• [PROBLEM REQUIREMENTS]
Copy the anniversary post starting at "Wednesday, September 30, 2015" and ending after "getting there again.", substituting "fatigue" for "exhaustion".

• [DOCUMENT TEXT]
────
Wednesday, September 30, 2015

2 years



2 years ago, my life came to a screeching halt.

2 years ago, I put Madison to sleep while Mike rocked Michael to sleep. We climbed in to bed.  Together.  He wrapped his arm around me and I fell asleep on his chest.  In that moment, while sheer exhaustion was setting in (thanks to our 4 month old children), I thought our life was starting over.  I thought we were in a place where we were finding our new groove, our new normal.  M&M turned our life upside down.  No amount of preparation could prepare you for life with two newborns.  2 kids not sleeping with reflux were soooo hard.  We weren't sleeping.  Marriage was hard. Life was hard. But.. it was getting there again.

Then my entire world came crashing down.






It's been 2 years and I still can visualize him walking out of my house with EMS. I can still feel the last time he wrapped his arms around me and told me he loved me before he left.  But, I can also still see him with all of the tubes and machines in the ER.  The doctor on top of him doing CPR.  His body feeling soooo cold after he was gone.  Laying on his chest in the hospital.  Holding his hand at the viewing and not wanting to leave.  Feeling like I was going to collapse on the ground at the graveside before they put his casket in the ground, but feeling my dad and uncle grab me and put me back in the chair.







I miss him so much.  I miss his smile.  I miss his laugh. I miss his infectious personality.  I miss how he could make friends with anybody.  I miss how loving and affectionate he was.  After a long and stressful day it used to drive me nuts that he always wanted to wrap those super long arms around me, then in an attempt to make me laugh, he would refuse to let me go.  Oh, what I wouldn't give for him to do that right now.  Just one more time.










I thought I had found my happily ever after.  I thought I had everything I had ever wanted or needed.  And then in an instant... it's gone.

2 years ago, I felt pain, confusion, shock, fear, loneliness, and complete emptiness.  Now, 2 years later, there are STILL days I feel all of those things.  Today, especially.

I miss you, Mike.  Every.Single.Day.  Life is so lonely without you.  I'm so sad Michael and Madison will never know and love you the way I do, that they will never know the joy you brought to life, that they will never get to see and feel just how much you loved them.





I love you more than the world, Michael, and I always will.  I hope you're proud of me, the mother I am to our children and of the life decisions I've had to make without you.  It would be so much easier with you.
────
[Stored data entries]
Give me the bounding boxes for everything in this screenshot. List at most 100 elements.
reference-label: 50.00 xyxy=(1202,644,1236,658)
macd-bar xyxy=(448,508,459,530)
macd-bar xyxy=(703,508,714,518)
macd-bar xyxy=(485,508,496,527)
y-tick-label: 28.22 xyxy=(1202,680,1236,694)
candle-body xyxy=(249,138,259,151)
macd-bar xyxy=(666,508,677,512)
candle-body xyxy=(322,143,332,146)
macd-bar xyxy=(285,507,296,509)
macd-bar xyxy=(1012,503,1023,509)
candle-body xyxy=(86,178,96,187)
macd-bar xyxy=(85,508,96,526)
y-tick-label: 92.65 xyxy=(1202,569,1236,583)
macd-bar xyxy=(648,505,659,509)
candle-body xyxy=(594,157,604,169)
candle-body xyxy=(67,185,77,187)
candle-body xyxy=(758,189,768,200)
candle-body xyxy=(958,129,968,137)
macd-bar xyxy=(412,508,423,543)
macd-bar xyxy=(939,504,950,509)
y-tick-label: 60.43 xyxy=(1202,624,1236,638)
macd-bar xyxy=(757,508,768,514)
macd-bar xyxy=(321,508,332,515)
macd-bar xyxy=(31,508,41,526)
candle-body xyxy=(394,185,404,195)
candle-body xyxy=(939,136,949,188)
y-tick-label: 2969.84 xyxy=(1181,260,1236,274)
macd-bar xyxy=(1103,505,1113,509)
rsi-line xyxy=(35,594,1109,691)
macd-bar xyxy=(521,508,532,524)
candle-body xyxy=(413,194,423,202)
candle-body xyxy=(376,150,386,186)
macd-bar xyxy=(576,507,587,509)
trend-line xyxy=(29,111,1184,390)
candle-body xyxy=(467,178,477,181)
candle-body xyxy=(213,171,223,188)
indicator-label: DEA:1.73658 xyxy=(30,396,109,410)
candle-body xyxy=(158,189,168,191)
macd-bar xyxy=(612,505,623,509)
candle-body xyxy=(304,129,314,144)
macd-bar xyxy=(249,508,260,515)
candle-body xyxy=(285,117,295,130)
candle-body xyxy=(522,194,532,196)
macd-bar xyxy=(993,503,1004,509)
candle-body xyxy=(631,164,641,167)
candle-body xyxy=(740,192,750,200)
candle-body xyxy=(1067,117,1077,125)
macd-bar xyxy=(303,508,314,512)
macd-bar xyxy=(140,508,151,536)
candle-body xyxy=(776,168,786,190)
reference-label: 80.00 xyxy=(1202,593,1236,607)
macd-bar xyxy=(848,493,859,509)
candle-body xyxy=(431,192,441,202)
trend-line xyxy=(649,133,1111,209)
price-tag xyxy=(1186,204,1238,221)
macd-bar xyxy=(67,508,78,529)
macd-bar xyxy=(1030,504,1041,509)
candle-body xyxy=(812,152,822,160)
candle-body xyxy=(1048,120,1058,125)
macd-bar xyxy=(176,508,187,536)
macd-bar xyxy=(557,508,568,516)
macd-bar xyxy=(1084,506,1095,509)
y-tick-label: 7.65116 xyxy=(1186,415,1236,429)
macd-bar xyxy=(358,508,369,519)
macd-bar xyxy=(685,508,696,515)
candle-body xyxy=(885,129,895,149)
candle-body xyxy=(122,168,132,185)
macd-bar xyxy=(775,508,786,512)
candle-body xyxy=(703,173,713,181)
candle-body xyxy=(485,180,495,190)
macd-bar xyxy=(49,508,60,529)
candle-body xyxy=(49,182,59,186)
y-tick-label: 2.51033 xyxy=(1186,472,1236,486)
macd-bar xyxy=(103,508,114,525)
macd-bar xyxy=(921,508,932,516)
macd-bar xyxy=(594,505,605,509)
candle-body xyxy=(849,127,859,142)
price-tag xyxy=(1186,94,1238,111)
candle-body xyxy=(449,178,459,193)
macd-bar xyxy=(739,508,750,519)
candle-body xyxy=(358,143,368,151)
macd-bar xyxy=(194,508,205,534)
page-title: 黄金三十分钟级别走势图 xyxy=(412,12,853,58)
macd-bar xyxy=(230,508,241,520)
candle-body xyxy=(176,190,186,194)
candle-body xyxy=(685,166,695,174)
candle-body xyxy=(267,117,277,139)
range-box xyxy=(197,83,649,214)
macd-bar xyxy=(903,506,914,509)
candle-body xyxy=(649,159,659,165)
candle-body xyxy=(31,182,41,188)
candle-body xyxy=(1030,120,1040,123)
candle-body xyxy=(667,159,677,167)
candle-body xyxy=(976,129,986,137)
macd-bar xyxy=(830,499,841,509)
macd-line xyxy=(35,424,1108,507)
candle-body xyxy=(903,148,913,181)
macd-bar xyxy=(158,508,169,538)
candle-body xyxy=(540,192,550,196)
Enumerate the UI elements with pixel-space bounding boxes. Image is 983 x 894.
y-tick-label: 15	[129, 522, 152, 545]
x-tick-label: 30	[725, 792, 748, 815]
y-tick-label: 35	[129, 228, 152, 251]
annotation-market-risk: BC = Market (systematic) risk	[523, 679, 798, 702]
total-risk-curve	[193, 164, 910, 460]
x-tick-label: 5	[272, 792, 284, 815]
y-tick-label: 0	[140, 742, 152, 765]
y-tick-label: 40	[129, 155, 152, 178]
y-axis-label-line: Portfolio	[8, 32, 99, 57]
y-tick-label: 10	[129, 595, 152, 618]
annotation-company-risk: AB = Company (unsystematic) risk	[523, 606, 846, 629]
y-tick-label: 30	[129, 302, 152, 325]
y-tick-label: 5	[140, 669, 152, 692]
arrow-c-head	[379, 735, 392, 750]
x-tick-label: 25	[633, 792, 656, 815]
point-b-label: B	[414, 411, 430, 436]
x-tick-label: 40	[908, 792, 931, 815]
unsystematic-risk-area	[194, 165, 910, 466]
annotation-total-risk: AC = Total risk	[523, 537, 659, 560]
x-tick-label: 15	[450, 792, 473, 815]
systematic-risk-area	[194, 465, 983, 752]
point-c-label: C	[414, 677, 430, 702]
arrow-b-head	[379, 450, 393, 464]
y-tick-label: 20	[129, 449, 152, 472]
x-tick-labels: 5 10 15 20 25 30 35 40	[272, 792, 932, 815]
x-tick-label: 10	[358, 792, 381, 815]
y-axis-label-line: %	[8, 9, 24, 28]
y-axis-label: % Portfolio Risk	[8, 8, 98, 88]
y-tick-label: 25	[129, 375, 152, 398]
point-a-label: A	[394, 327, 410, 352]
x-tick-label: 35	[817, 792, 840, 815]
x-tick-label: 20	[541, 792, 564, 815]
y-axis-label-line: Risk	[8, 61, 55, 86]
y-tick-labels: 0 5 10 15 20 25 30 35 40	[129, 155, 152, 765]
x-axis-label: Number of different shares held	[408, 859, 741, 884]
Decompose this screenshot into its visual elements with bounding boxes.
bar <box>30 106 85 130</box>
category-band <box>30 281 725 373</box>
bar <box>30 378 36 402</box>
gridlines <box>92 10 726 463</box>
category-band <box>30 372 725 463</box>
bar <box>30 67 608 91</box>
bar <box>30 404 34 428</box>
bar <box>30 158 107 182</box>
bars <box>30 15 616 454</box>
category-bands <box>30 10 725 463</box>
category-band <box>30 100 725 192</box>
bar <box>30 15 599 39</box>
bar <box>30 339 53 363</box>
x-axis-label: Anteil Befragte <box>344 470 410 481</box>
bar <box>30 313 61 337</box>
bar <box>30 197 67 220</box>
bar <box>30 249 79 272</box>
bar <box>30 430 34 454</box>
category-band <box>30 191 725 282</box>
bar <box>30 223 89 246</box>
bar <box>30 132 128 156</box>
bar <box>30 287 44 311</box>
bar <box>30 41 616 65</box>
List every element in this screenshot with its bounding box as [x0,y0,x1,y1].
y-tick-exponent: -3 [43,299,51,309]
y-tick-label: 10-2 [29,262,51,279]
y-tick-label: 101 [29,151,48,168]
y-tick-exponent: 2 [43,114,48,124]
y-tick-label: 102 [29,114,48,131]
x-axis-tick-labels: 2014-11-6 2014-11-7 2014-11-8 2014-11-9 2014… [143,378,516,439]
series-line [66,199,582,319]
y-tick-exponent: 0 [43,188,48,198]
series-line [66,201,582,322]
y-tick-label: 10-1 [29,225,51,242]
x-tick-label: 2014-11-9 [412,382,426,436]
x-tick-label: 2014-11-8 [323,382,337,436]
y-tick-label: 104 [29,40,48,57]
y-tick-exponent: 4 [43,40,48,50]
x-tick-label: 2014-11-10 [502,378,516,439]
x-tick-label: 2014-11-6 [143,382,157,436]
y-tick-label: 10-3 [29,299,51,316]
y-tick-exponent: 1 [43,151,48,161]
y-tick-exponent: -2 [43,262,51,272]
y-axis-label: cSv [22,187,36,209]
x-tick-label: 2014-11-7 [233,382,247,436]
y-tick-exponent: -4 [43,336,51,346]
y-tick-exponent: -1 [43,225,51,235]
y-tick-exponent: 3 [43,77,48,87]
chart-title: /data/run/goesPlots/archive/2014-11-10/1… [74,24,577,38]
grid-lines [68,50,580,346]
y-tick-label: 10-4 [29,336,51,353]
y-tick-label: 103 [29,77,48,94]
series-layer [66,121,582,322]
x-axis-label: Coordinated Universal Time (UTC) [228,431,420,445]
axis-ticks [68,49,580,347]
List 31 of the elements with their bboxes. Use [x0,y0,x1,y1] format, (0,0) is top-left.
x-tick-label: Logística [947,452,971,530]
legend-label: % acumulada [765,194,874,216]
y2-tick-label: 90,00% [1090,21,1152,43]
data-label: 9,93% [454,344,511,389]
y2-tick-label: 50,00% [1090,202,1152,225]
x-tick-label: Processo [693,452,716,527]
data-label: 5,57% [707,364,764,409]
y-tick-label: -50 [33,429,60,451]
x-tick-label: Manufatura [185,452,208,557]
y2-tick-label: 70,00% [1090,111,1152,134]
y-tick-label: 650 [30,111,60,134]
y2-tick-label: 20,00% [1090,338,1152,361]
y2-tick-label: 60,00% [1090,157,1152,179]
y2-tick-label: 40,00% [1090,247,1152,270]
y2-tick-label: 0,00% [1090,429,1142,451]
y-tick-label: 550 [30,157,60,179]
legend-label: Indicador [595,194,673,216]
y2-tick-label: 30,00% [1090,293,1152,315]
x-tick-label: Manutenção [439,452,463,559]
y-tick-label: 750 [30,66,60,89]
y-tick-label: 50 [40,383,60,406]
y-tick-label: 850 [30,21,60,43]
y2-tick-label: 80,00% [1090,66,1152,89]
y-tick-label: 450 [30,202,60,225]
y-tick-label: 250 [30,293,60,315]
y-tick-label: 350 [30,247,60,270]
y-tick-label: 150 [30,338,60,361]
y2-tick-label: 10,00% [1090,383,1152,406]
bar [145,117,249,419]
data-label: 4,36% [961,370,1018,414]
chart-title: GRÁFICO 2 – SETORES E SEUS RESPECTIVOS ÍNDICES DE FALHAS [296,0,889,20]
────
• [TASK OUTPUT]
Wednesday, September 30, 2015

2 years



2 years ago, my life came to a screeching halt.

2 years ago, I put Madison to sleep while Mike rocked Michael to sleep. We climbed in to bed.  Together.  He wrapped his arm around me and I fell asleep on his chest.  In that moment, while sheer fatigue was setting in (thanks to our 4 month old children), I thought our life was starting over.  I thought we were in a place where we were finding our new groove, our new normal.  M&M turned our life upside down.  No amount of preparation could prepare you for life with two newborns.  2 kids not sleeping with reflux were soooo hard.  We weren't sleeping.  Marriage was hard. Life was hard. But.. it was getting there again.